◆ **WHAT TO WORK ON**
What is the number of lines containing the word "recomandă"? Please answer with that number and nothing more.

Stored entries:
━━━━━━━━━━━━━━━━━━━━━━━━━━━━━━

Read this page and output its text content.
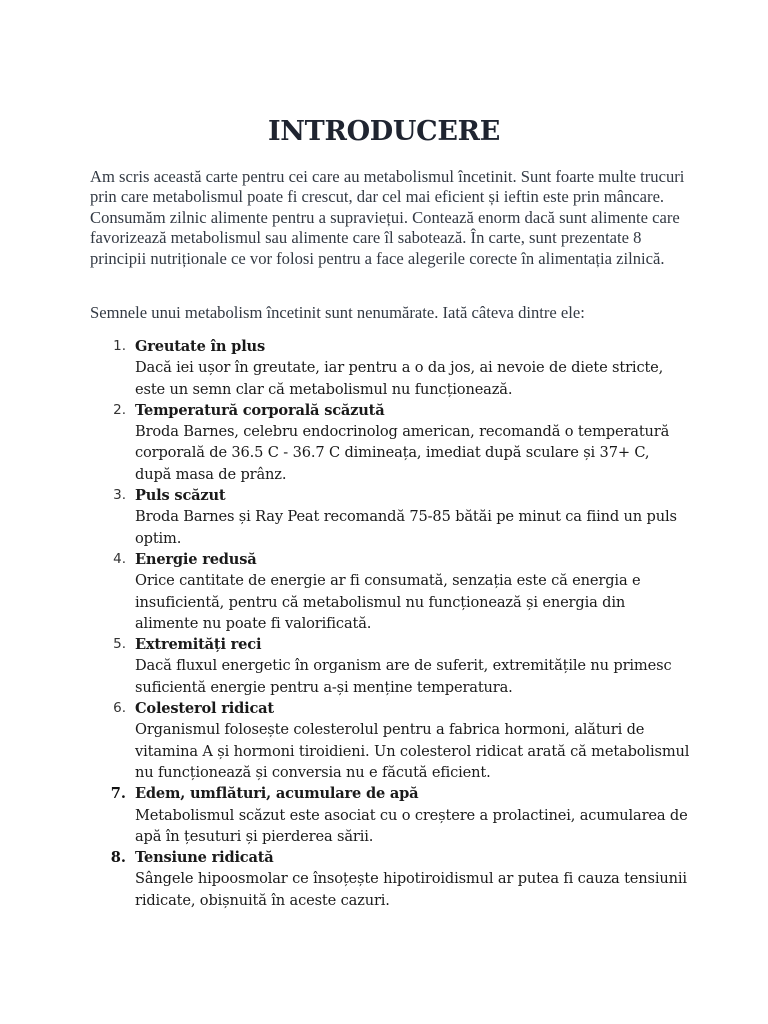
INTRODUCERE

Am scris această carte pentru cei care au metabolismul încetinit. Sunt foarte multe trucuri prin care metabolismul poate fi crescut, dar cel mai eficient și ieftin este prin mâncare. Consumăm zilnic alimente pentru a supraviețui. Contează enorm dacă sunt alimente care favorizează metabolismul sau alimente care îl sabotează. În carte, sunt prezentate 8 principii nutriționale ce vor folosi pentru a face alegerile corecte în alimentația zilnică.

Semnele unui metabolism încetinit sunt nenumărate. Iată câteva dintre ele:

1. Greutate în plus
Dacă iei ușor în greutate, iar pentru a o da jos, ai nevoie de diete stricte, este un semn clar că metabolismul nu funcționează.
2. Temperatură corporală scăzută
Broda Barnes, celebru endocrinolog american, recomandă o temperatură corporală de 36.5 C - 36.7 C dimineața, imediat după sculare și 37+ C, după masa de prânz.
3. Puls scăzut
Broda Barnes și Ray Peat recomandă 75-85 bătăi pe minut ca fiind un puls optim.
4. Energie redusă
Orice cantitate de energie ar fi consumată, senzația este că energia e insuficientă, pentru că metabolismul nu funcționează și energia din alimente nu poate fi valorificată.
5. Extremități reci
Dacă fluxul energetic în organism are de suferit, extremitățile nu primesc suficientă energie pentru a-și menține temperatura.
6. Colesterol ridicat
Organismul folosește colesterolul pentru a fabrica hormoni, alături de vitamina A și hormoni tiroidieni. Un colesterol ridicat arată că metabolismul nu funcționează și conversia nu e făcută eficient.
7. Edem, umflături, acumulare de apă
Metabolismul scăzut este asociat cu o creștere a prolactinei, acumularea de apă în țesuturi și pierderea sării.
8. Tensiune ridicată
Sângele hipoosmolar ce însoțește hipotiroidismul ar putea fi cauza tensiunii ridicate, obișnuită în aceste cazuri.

━━━━━━━━━━━━━━━━━━━━━━━━━━━━━━

◆ **REPLY TO THE EXERCISE**
2